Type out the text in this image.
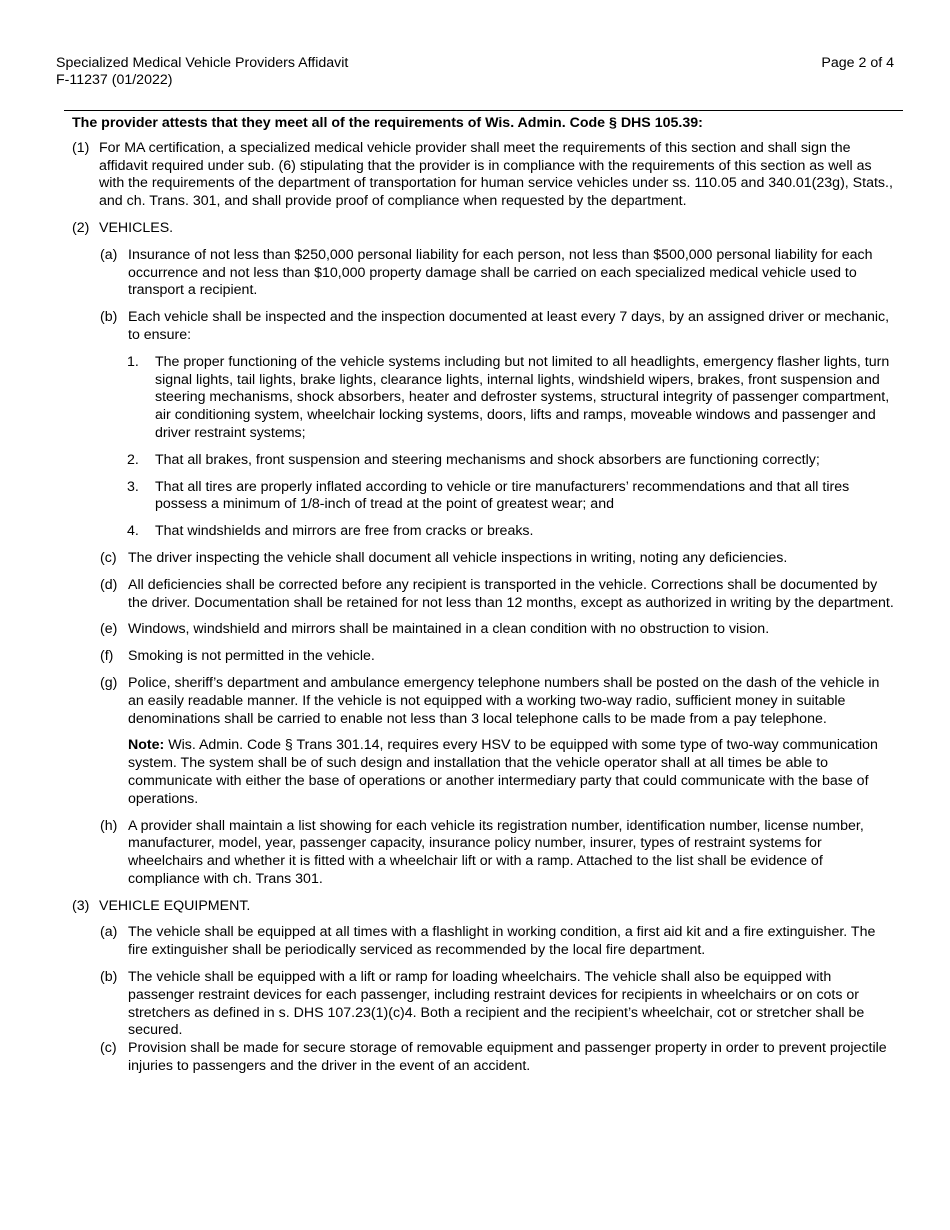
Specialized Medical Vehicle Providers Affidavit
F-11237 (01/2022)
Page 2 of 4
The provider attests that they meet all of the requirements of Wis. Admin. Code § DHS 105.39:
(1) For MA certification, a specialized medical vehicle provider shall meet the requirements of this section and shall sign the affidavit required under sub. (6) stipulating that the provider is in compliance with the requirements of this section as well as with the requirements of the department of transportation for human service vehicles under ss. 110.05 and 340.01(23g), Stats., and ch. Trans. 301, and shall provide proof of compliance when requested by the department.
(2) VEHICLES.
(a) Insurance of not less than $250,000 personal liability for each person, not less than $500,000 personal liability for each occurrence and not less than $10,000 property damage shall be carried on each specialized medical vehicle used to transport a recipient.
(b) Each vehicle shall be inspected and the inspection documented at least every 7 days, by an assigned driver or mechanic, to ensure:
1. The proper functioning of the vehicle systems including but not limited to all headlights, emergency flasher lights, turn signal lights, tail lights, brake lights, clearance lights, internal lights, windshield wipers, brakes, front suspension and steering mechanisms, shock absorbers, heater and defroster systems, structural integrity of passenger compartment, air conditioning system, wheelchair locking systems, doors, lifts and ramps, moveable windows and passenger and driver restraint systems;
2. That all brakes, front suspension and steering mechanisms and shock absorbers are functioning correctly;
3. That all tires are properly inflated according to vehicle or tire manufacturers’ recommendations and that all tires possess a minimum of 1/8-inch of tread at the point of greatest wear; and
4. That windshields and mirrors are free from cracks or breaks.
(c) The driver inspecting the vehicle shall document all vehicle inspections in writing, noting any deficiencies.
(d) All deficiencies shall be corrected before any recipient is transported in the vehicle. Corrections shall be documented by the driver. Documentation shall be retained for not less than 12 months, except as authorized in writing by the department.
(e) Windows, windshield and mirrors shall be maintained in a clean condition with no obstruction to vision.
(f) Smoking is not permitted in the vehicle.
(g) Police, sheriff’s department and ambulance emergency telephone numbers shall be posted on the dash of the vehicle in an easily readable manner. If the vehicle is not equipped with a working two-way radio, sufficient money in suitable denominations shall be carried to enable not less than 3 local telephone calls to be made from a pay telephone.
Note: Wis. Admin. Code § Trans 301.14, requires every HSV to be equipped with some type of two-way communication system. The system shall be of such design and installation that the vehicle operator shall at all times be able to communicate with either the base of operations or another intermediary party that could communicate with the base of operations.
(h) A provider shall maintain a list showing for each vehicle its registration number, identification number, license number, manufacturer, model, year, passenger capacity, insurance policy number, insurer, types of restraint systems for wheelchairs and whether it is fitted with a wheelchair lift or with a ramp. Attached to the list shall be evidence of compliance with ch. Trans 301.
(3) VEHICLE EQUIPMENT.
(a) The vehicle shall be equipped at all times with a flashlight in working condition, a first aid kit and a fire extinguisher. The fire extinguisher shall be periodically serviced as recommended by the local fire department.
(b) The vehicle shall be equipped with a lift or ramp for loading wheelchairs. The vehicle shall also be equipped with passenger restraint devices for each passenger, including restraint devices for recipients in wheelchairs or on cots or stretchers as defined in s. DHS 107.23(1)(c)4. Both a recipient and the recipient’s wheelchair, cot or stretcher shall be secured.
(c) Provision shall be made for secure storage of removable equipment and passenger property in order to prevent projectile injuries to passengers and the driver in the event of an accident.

==

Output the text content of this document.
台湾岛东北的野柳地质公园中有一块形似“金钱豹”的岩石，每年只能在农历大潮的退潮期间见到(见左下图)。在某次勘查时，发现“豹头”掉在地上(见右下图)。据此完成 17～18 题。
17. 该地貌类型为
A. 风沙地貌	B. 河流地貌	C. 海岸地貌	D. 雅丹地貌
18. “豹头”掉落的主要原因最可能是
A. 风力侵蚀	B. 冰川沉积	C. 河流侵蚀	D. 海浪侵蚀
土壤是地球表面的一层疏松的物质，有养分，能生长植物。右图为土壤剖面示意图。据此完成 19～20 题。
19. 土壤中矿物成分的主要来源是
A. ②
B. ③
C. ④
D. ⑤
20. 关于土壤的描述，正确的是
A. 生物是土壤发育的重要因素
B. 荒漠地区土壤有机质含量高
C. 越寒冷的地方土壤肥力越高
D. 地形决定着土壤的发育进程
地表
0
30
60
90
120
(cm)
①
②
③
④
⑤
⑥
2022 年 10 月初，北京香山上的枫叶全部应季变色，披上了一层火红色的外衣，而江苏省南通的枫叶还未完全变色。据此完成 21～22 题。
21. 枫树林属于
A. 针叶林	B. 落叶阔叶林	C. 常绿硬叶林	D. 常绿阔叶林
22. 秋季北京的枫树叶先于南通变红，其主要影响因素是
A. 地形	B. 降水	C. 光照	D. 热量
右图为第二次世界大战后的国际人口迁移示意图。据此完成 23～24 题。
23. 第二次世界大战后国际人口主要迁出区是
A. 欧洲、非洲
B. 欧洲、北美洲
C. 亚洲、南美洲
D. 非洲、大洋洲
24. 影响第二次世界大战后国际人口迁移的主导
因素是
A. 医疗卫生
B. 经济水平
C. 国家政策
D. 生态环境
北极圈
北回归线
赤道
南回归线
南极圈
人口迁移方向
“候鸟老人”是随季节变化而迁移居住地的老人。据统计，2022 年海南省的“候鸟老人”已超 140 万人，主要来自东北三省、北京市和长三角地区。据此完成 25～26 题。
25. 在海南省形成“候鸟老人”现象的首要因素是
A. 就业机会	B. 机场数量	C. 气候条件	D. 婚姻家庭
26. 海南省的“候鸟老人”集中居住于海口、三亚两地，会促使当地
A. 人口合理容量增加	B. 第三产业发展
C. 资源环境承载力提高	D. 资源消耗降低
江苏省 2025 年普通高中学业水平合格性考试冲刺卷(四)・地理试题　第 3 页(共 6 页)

---

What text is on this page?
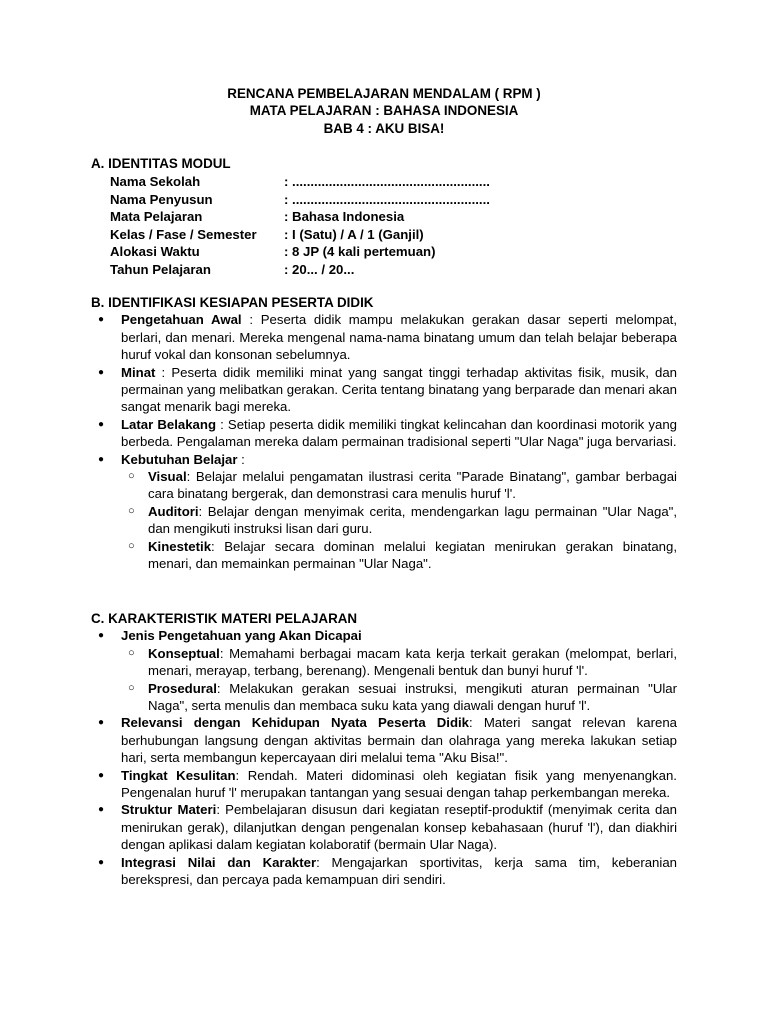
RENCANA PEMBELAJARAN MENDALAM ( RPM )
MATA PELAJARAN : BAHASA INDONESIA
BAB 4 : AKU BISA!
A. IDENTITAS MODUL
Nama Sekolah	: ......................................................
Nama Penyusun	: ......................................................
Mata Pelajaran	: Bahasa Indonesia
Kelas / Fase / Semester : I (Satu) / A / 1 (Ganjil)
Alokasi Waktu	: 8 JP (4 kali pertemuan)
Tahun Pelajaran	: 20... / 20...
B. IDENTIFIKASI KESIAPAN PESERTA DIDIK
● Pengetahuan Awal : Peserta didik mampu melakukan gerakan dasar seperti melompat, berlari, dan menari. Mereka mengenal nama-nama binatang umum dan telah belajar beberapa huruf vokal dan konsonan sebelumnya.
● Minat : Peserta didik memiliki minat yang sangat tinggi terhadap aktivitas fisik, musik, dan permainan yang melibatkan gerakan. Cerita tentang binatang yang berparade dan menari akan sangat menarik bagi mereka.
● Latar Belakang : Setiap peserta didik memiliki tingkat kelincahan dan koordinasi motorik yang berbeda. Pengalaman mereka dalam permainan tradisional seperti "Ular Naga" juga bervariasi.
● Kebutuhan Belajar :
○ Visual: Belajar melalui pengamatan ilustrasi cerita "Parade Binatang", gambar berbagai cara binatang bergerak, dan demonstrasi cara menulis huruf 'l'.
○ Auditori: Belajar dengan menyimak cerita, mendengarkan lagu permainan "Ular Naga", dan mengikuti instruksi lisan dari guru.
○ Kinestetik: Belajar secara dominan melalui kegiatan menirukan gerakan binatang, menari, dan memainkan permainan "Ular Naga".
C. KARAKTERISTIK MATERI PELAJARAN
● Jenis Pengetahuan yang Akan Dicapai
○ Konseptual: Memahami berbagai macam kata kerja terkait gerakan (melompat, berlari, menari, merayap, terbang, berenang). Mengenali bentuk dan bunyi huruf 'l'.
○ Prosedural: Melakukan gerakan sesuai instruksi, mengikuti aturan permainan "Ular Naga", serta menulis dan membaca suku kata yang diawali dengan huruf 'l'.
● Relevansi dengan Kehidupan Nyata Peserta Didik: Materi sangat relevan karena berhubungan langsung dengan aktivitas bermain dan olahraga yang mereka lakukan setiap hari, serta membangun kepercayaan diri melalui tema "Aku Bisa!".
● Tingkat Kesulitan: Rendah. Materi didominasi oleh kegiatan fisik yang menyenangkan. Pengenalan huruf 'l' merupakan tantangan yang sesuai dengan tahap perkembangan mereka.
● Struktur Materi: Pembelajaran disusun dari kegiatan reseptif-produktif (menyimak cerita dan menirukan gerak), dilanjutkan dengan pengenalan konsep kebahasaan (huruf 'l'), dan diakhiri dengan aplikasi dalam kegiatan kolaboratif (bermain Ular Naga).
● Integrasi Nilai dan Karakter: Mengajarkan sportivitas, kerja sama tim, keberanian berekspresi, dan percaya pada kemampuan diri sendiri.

_What is needed_: Gather each line in these records that contains the string "mengikuti".

_Reply_:
○ Auditori: Belajar dengan menyimak cerita, mendengarkan lagu permainan "Ular Naga", dan mengikuti instruksi lisan dari guru.
○ Prosedural: Melakukan gerakan sesuai instruksi, mengikuti aturan permainan "Ular Naga", serta menulis dan membaca suku kata yang diawali dengan huruf 'l'.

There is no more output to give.